ENTRIES SHOWN

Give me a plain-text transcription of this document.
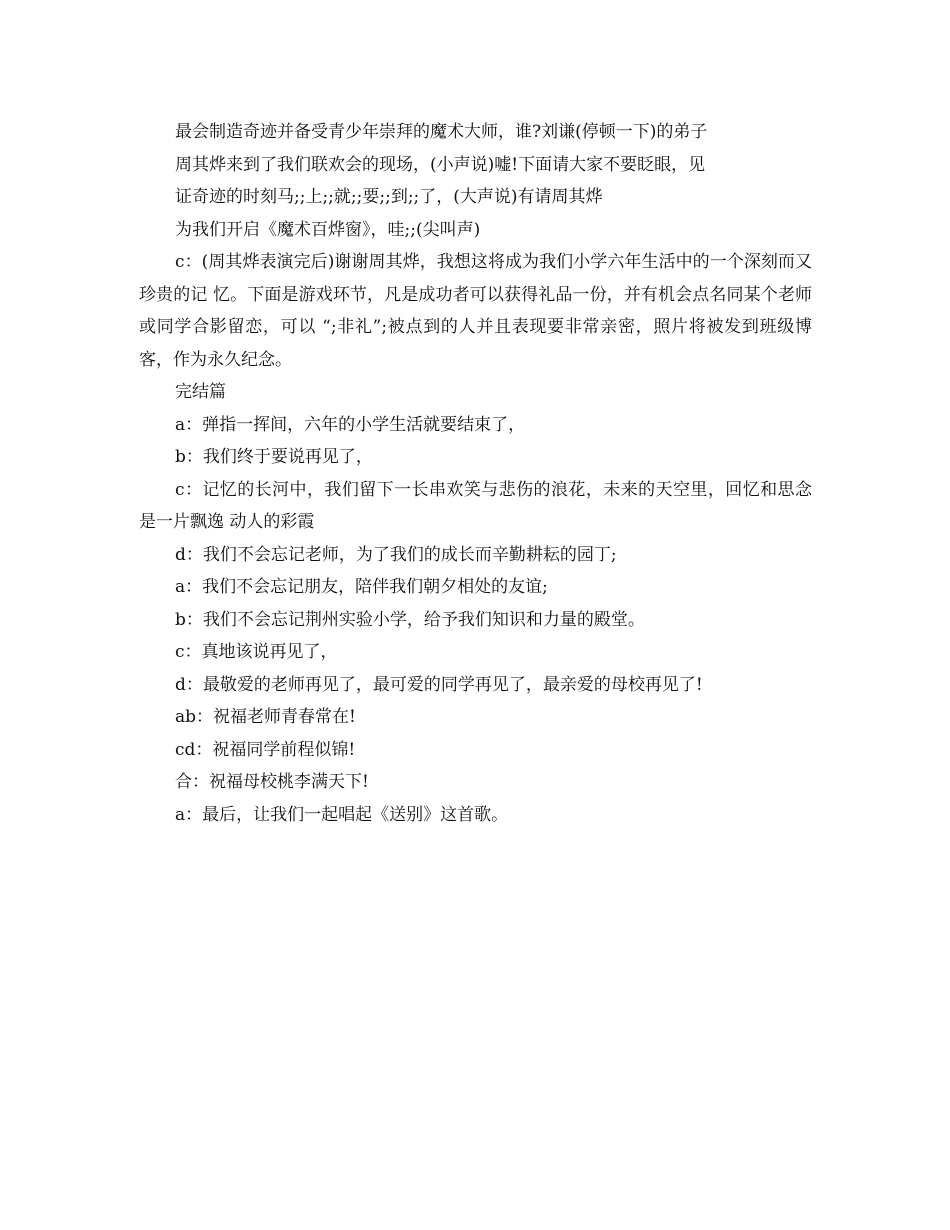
最会制造奇迹并备受青少年崇拜的魔术大师，谁?刘谦(停顿一下)的弟子
周其烨来到了我们联欢会的现场，(小声说)嘘!下面请大家不要眨眼，见
证奇迹的时刻马;;上;;就;;要;;到;;了，(大声说)有请周其烨
为我们开启《魔术百烨窗》，哇;;(尖叫声)
c：(周其烨表演完后)谢谢周其烨，我想这将成为我们小学六年生活中的一个深刻而又珍贵的记 忆。下面是游戏环节，凡是成功者可以获得礼品一份，并有机会点名同某个老师或同学合影留恋，可以 “;非礼”;被点到的人并且表现要非常亲密，照片将被发到班级博客，作为永久纪念。
完结篇
a：弹指一挥间，六年的小学生活就要结束了，
b：我们终于要说再见了，
c：记忆的长河中，我们留下一长串欢笑与悲伤的浪花，未来的天空里，回忆和思念是一片飘逸 动人的彩霞
d：我们不会忘记老师，为了我们的成长而辛勤耕耘的园丁;
a：我们不会忘记朋友，陪伴我们朝夕相处的友谊;
b：我们不会忘记荆州实验小学，给予我们知识和力量的殿堂。
c：真地该说再见了，
d：最敬爱的老师再见了，最可爱的同学再见了，最亲爱的母校再见了!
ab：祝福老师青春常在!
cd：祝福同学前程似锦!
合：祝福母校桃李满天下!
a：最后，让我们一起唱起《送别》这首歌。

EXERCISE INSTRUCTIONS
Output all of the data exactly as it stands, minus any images.

EXERCISE OUTPUT
Give me a plain-text transcription of this document.
最会制造奇迹并备受青少年崇拜的魔术大师，谁?刘谦(停顿一下)的弟子
周其烨来到了我们联欢会的现场，(小声说)嘘!下面请大家不要眨眼，见
证奇迹的时刻马;;上;;就;;要;;到;;了，(大声说)有请周其烨
为我们开启《魔术百烨窗》，哇;;(尖叫声)
c：(周其烨表演完后)谢谢周其烨，我想这将成为我们小学六年生活中的一个深刻而又珍贵的记 忆。下面是游戏环节，凡是成功者可以获得礼品一份，并有机会点名同某个老师或同学合影留恋，可以 “;非礼”;被点到的人并且表现要非常亲密，照片将被发到班级博客，作为永久纪念。
完结篇
a：弹指一挥间，六年的小学生活就要结束了，
b：我们终于要说再见了，
c：记忆的长河中，我们留下一长串欢笑与悲伤的浪花，未来的天空里，回忆和思念是一片飘逸 动人的彩霞
d：我们不会忘记老师，为了我们的成长而辛勤耕耘的园丁;
a：我们不会忘记朋友，陪伴我们朝夕相处的友谊;
b：我们不会忘记荆州实验小学，给予我们知识和力量的殿堂。
c：真地该说再见了，
d：最敬爱的老师再见了，最可爱的同学再见了，最亲爱的母校再见了!
ab：祝福老师青春常在!
cd：祝福同学前程似锦!
合：祝福母校桃李满天下!
a：最后，让我们一起唱起《送别》这首歌。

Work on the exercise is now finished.